Pick out the lines below that include the string "color".

______

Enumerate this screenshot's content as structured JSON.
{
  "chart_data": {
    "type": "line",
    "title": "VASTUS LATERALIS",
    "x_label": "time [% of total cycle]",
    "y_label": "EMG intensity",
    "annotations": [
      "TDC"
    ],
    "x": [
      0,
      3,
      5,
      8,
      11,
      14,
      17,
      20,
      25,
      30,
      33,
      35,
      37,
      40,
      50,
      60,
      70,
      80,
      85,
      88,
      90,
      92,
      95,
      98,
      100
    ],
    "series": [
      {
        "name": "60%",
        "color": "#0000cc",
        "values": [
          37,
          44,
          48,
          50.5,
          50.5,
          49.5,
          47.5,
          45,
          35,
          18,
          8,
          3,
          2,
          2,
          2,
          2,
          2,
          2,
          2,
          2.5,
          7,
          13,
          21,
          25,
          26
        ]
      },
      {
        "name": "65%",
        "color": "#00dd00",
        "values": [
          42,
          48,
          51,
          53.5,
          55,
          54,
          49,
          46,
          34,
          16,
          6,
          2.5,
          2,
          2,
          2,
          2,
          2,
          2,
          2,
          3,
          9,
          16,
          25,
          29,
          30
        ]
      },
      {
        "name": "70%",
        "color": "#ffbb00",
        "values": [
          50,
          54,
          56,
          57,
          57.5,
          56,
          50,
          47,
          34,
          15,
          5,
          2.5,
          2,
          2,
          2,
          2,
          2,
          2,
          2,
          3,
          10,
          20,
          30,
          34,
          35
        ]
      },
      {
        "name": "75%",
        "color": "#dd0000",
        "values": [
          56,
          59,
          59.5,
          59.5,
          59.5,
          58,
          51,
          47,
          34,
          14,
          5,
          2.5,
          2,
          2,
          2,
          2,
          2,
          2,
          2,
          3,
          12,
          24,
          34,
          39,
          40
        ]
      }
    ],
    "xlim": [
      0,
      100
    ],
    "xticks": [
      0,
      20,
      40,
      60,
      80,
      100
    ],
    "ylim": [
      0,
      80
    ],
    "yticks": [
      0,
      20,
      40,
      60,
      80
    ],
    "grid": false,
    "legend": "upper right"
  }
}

______

# Result of this exercise
        "color": "#0000cc",
        "color": "#00dd00",
        "color": "#ffbb00",
        "color": "#dd0000",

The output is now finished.